- [PROMPT] Set down the data below without change, skipping the pictures it holds.
====== ENTRIES SHOWN
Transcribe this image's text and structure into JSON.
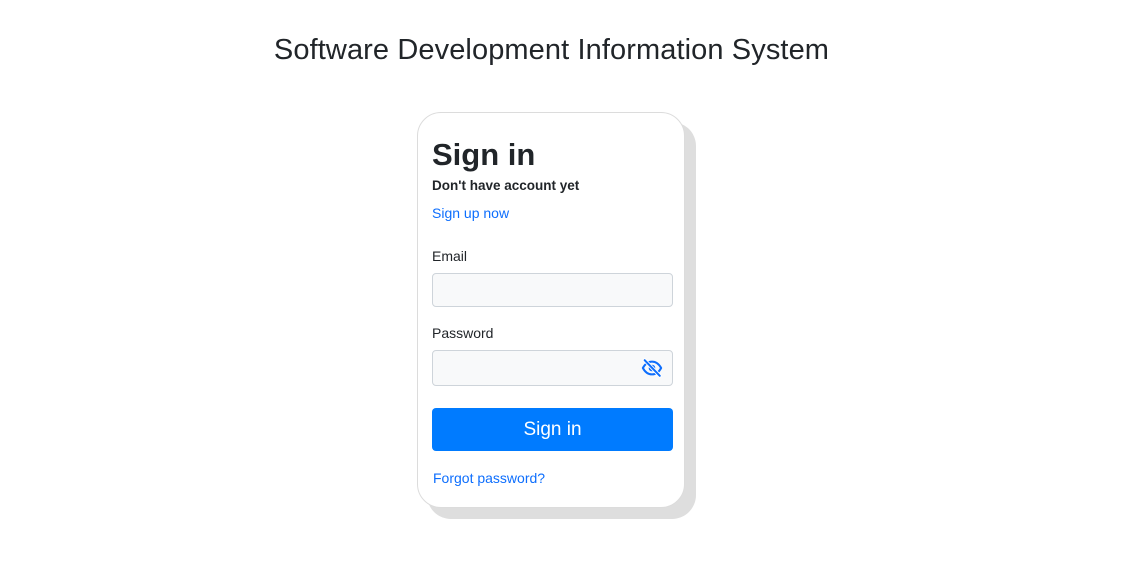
{
  "page": {
    "title": "Software Development Information System"
  },
  "login": {
    "heading": "Sign in",
    "subheading": "Don't have account yet",
    "signup_link": "Sign up now",
    "email": {
      "label": "Email",
      "value": "",
      "placeholder": ""
    },
    "password": {
      "label": "Password",
      "value": "",
      "placeholder": "",
      "toggle_icon": "eye-slash-icon"
    },
    "submit_label": "Sign in",
    "forgot_link": "Forgot password?"
  },
  "colors": {
    "primary": "#007bff",
    "link": "#0d6efd",
    "input_bg": "#f8f9fa",
    "card_shadow": "#dedede"
  }
}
============
- [TASK OUTPUT]
Transcribe this image's text and structure into JSON.
{
  "page": {
    "title": "Software Development Information System"
  },
  "login": {
    "heading": "Sign in",
    "subheading": "Don't have account yet",
    "signup_link": "Sign up now",
    "email": {
      "label": "Email",
      "value": "",
      "placeholder": ""
    },
    "password": {
      "label": "Password",
      "value": "",
      "placeholder": "",
      "toggle_icon": "eye-slash-icon"
    },
    "submit_label": "Sign in",
    "forgot_link": "Forgot password?"
  },
  "colors": {
    "primary": "#007bff",
    "link": "#0d6efd",
    "input_bg": "#f8f9fa",
    "card_shadow": "#dedede"
  }
}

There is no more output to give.